• **SUPPLIED MATERIAL**
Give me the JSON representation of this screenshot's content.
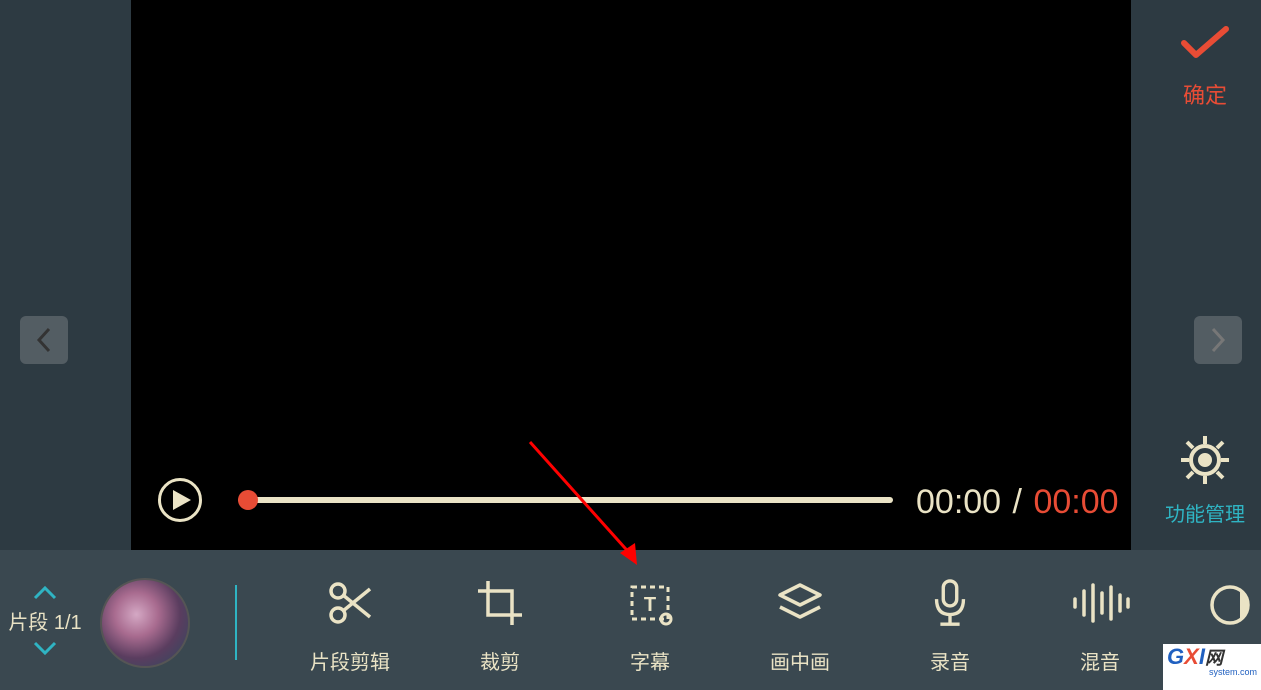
{
  "confirm": {
    "label": "确定"
  },
  "settings": {
    "label": "功能管理"
  },
  "time": {
    "current": "00:00",
    "total": "00:00"
  },
  "segment": {
    "label": "片段 1/1"
  },
  "tools": {
    "clip_edit": "片段剪辑",
    "crop": "裁剪",
    "subtitle": "字幕",
    "pip": "画中画",
    "record": "录音",
    "mix": "混音"
  },
  "watermark": {
    "brand_g": "G",
    "brand_x": "X",
    "brand_i": "I",
    "brand_net": "网",
    "domain": "system.com"
  }
}
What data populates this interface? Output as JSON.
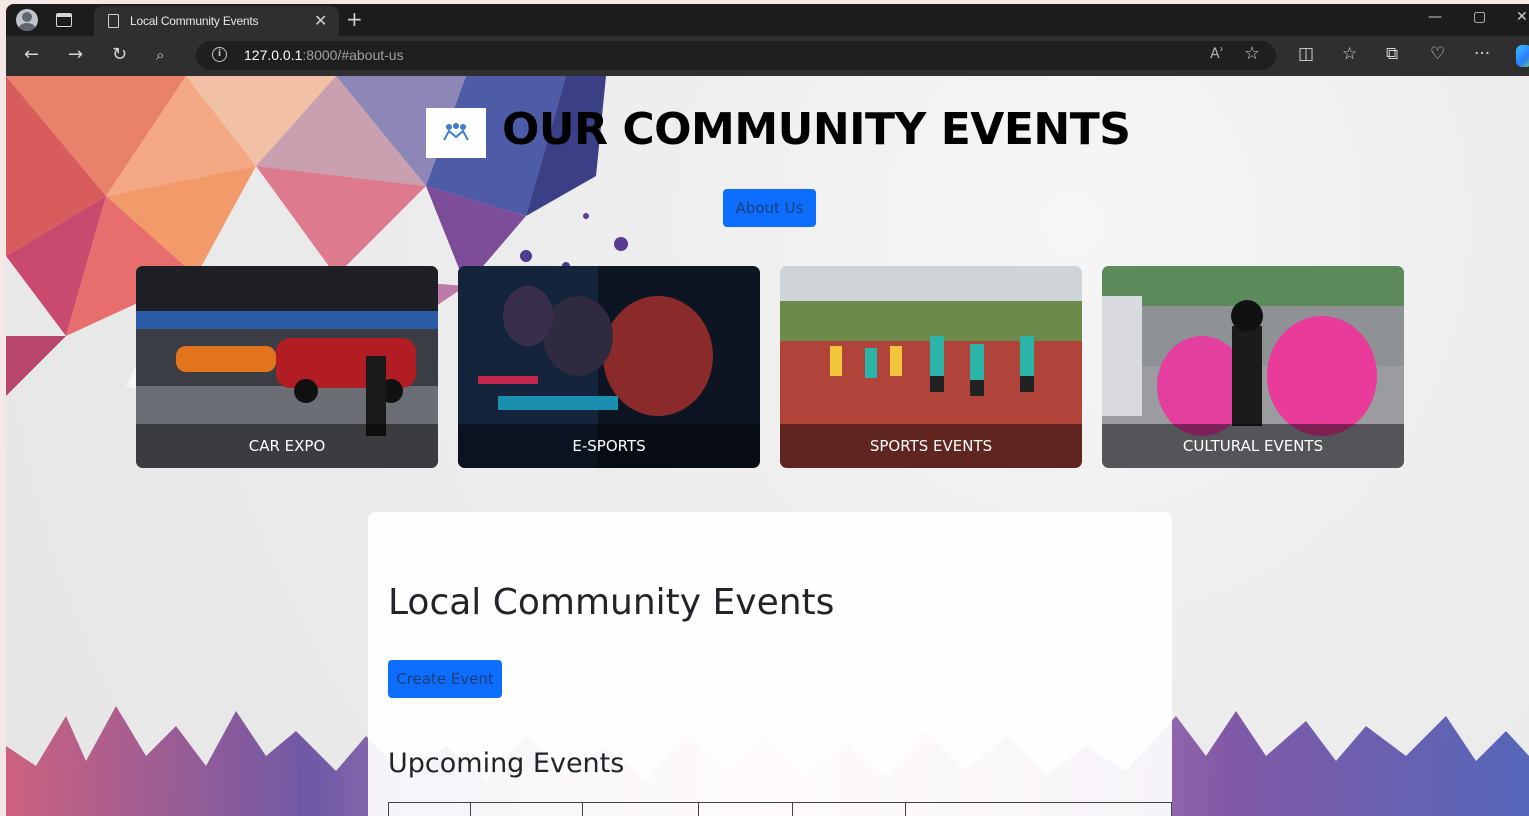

• **SET PROBLEM**
Reproduce every record word for word. The copy must contain no pictures.

• **FINAL ANSWER**
Give me the JSON representation of this screenshot's content.
{
  "confirm": {
    "label": "确定"
  },
  "settings": {
    "label": "功能管理"
  },
  "time": {
    "current": "00:00",
    "total": "00:00"
  },
  "segment": {
    "label": "片段 1/1"
  },
  "tools": {
    "clip_edit": "片段剪辑",
    "crop": "裁剪",
    "subtitle": "字幕",
    "pip": "画中画",
    "record": "录音",
    "mix": "混音"
  },
  "watermark": {
    "brand_g": "G",
    "brand_x": "X",
    "brand_i": "I",
    "brand_net": "网",
    "domain": "system.com"
  }
}
What data populates this interface? Output as JSON.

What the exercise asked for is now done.